JOB 1 |
Return the passage of the Tell Tayinat lion sculptures text starting with "Lion sculptures were" and going on through "the mentioned iconography.".
JOB 2 |
Rewrite the paragraph of the Tell Tayinat lion sculptures text that begins "Lion sculptures were removed" in a shorter form that keeps its main facts.

Lion sculptures were removed from the gate of Tell Tayinat,  believed to be the capital of Patina Kingdom, also known as Unqi. Due to its strategic proximity to cedar sources and passages in Mount Amanus, Patina Kingdom was a significant Neo-Hittite state. Within the historical context, the Patina Kingdom was engaged in conflicts against expanding Assyrians in 878 BC and, furthermore, participated in an alliance of Neo-Hittite states in 857 BC partly due to Luwian roots of the administrative elite of the state. The historical evidence of Luwian connections to the city is reflected in the artistic style of lion sculptures, which present similarities to Hittite lion sculptures. Moreover, such symbology reflected into the lion sculptures has spread among Neo-Hittite states. For instance, aforementioned lion from Karatepe is an example of the wider utilization of the mentioned iconography.

Collection entries |

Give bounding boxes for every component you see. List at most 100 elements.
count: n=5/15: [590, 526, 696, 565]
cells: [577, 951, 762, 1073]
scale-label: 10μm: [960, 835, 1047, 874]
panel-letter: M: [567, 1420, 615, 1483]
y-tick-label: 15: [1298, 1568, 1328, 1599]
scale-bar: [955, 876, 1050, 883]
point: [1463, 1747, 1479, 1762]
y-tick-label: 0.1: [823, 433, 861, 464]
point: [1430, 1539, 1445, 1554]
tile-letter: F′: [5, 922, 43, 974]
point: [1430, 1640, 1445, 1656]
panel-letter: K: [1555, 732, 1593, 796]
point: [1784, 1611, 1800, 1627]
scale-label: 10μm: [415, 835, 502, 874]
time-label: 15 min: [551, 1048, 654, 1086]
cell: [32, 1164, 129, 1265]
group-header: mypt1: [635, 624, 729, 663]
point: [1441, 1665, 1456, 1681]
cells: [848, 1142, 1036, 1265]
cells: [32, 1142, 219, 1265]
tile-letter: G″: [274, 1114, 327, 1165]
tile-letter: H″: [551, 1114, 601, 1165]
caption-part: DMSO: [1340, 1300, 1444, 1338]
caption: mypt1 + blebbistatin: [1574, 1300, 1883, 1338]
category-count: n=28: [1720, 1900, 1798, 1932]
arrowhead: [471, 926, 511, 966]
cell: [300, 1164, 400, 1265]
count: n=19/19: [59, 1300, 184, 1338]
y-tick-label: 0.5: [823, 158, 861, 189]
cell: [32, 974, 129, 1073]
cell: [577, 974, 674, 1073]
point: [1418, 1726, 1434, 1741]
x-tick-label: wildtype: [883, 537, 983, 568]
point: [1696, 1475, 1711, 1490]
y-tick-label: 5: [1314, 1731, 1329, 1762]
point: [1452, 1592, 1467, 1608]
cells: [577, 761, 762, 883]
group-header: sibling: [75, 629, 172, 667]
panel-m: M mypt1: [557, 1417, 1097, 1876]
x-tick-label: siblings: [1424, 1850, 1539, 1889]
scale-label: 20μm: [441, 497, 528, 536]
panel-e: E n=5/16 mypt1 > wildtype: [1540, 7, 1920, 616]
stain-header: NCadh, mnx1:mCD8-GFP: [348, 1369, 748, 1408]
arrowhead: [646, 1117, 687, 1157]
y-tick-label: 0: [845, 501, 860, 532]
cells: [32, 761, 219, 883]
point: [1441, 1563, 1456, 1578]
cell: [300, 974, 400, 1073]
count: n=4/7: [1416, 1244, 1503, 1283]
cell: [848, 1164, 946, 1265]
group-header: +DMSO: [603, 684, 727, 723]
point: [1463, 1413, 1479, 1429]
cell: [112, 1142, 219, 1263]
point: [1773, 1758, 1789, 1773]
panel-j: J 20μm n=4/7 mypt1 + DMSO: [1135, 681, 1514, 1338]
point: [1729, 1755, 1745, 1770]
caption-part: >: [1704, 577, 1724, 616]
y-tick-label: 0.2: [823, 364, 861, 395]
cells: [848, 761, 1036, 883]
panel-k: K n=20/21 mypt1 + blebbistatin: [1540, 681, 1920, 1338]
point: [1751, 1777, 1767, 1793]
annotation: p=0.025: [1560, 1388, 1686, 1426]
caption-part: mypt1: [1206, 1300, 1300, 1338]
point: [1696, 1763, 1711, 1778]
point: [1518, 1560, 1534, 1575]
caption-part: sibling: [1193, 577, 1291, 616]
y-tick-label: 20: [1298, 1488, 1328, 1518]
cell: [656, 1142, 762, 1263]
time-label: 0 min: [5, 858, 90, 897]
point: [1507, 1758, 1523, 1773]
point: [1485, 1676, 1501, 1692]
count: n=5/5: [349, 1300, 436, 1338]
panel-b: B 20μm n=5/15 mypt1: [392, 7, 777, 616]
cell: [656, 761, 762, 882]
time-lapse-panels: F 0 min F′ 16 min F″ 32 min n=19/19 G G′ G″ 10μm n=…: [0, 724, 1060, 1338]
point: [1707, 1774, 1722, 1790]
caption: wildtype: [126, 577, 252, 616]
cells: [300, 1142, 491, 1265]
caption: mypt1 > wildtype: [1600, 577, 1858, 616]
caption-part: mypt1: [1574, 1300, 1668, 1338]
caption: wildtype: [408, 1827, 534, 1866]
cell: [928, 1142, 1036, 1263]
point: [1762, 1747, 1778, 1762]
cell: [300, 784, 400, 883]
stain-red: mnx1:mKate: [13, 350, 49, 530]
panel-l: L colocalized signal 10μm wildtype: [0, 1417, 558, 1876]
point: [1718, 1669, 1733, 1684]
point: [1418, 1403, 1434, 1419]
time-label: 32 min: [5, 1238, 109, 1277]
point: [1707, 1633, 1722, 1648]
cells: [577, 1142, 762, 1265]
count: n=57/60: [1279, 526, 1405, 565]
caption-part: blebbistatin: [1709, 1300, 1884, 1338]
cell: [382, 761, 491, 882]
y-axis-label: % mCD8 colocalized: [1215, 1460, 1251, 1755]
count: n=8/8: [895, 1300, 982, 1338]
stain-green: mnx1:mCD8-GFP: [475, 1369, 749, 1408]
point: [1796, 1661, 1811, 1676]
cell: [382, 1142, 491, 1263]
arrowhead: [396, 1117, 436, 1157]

WRITTEN RESPONSE 1 |
Lion sculptures were removed from the gate of Tell Tayinat,  believed to be the capital of Patina Kingdom, also known as Unqi. Due to its strategic proximity to cedar sources and passages in Mount Amanus, Patina Kingdom was a significant Neo-Hittite state. Within the historical context, the Patina Kingdom was engaged in conflicts against expanding Assyrians in 878 BC and, furthermore, participated in an alliance of Neo-Hittite states in 857 BC partly due to Luwian roots of the administrative elite of the state. The historical evidence of Luwian connections to the city is reflected in the artistic style of lion sculptures, which present similarities to Hittite lion sculptures. Moreover, such symbology reflected into the lion sculptures has spread among Neo-Hittite states. For instance, aforementioned lion from Karatepe is an example of the wider utilization of the mentioned iconography.

WRITTEN RESPONSE 2 |
Lion sculptures were taken from the gate of Tell Tayinat, thought to be the capital of the Patina Kingdom (also called Unqi). Patina was an important Neo-Hittite state because it lay near cedar sources and passages in Mount Amanus. It fought the expanding Assyrians in 878 BC and joined an alliance of Neo-Hittite states in 857 BC, partly because its ruling elite had Luwian roots. Those roots show in the lions' style, which resembles Hittite lion sculptures. This symbolism spread among Neo-Hittite states, as the lion from Karatepe shows.